Repeat the listing in full. Nothing may be added or left out.

**Data records:**

** begin **

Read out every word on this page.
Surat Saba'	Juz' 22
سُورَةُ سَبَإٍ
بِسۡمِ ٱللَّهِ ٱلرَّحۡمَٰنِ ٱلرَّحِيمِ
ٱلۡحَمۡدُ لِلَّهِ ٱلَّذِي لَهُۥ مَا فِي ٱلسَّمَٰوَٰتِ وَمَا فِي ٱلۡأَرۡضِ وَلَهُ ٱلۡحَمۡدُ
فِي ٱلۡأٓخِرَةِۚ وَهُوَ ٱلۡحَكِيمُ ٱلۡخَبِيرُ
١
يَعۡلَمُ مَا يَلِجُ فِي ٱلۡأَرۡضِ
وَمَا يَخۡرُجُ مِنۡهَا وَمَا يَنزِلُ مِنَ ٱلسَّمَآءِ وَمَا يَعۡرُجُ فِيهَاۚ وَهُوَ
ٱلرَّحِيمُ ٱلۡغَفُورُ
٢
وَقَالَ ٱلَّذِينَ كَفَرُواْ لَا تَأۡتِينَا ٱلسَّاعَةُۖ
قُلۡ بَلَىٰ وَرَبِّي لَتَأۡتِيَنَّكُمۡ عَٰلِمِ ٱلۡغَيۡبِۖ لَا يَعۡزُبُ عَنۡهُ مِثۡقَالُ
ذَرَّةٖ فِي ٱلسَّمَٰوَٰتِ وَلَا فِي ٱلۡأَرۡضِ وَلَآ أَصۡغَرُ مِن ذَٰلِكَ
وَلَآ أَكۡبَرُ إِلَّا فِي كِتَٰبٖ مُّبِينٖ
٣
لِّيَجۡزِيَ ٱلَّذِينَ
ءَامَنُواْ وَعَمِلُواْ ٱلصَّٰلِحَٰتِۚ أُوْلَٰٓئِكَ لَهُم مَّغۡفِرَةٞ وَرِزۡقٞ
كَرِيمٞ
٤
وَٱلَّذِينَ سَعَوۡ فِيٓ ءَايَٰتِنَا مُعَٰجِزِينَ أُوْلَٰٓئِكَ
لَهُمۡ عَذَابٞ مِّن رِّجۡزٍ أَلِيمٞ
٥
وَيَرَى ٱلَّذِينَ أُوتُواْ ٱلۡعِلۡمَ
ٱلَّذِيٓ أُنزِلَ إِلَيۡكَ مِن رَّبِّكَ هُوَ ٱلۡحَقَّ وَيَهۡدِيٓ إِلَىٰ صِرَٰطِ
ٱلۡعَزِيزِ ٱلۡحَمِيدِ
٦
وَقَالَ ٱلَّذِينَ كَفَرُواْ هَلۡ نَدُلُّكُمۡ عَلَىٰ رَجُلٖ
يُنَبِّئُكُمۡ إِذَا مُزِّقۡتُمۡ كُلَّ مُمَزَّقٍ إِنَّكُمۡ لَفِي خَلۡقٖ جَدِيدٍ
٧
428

** end **

**Task output:**
Read out every word on this page.
Surat Saba'	Juz' 22
سُورَةُ سَبَإٍ
بِسۡمِ ٱللَّهِ ٱلرَّحۡمَٰنِ ٱلرَّحِيمِ
ٱلۡحَمۡدُ لِلَّهِ ٱلَّذِي لَهُۥ مَا فِي ٱلسَّمَٰوَٰتِ وَمَا فِي ٱلۡأَرۡضِ وَلَهُ ٱلۡحَمۡدُ
فِي ٱلۡأٓخِرَةِۚ وَهُوَ ٱلۡحَكِيمُ ٱلۡخَبِيرُ
١
يَعۡلَمُ مَا يَلِجُ فِي ٱلۡأَرۡضِ
وَمَا يَخۡرُجُ مِنۡهَا وَمَا يَنزِلُ مِنَ ٱلسَّمَآءِ وَمَا يَعۡرُجُ فِيهَاۚ وَهُوَ
ٱلرَّحِيمُ ٱلۡغَفُورُ
٢
وَقَالَ ٱلَّذِينَ كَفَرُواْ لَا تَأۡتِينَا ٱلسَّاعَةُۖ
قُلۡ بَلَىٰ وَرَبِّي لَتَأۡتِيَنَّكُمۡ عَٰلِمِ ٱلۡغَيۡبِۖ لَا يَعۡزُبُ عَنۡهُ مِثۡقَالُ
ذَرَّةٖ فِي ٱلسَّمَٰوَٰتِ وَلَا فِي ٱلۡأَرۡضِ وَلَآ أَصۡغَرُ مِن ذَٰلِكَ
وَلَآ أَكۡبَرُ إِلَّا فِي كِتَٰبٖ مُّبِينٖ
٣
لِّيَجۡزِيَ ٱلَّذِينَ
ءَامَنُواْ وَعَمِلُواْ ٱلصَّٰلِحَٰتِۚ أُوْلَٰٓئِكَ لَهُم مَّغۡفِرَةٞ وَرِزۡقٞ
كَرِيمٞ
٤
وَٱلَّذِينَ سَعَوۡ فِيٓ ءَايَٰتِنَا مُعَٰجِزِينَ أُوْلَٰٓئِكَ
لَهُمۡ عَذَابٞ مِّن رِّجۡزٍ أَلِيمٞ
٥
وَيَرَى ٱلَّذِينَ أُوتُواْ ٱلۡعِلۡمَ
ٱلَّذِيٓ أُنزِلَ إِلَيۡكَ مِن رَّبِّكَ هُوَ ٱلۡحَقَّ وَيَهۡدِيٓ إِلَىٰ صِرَٰطِ
ٱلۡعَزِيزِ ٱلۡحَمِيدِ
٦
وَقَالَ ٱلَّذِينَ كَفَرُواْ هَلۡ نَدُلُّكُمۡ عَلَىٰ رَجُلٖ
يُنَبِّئُكُمۡ إِذَا مُزِّقۡتُمۡ كُلَّ مُمَزَّقٍ إِنَّكُمۡ لَفِي خَلۡقٖ جَدِيدٍ
٧
428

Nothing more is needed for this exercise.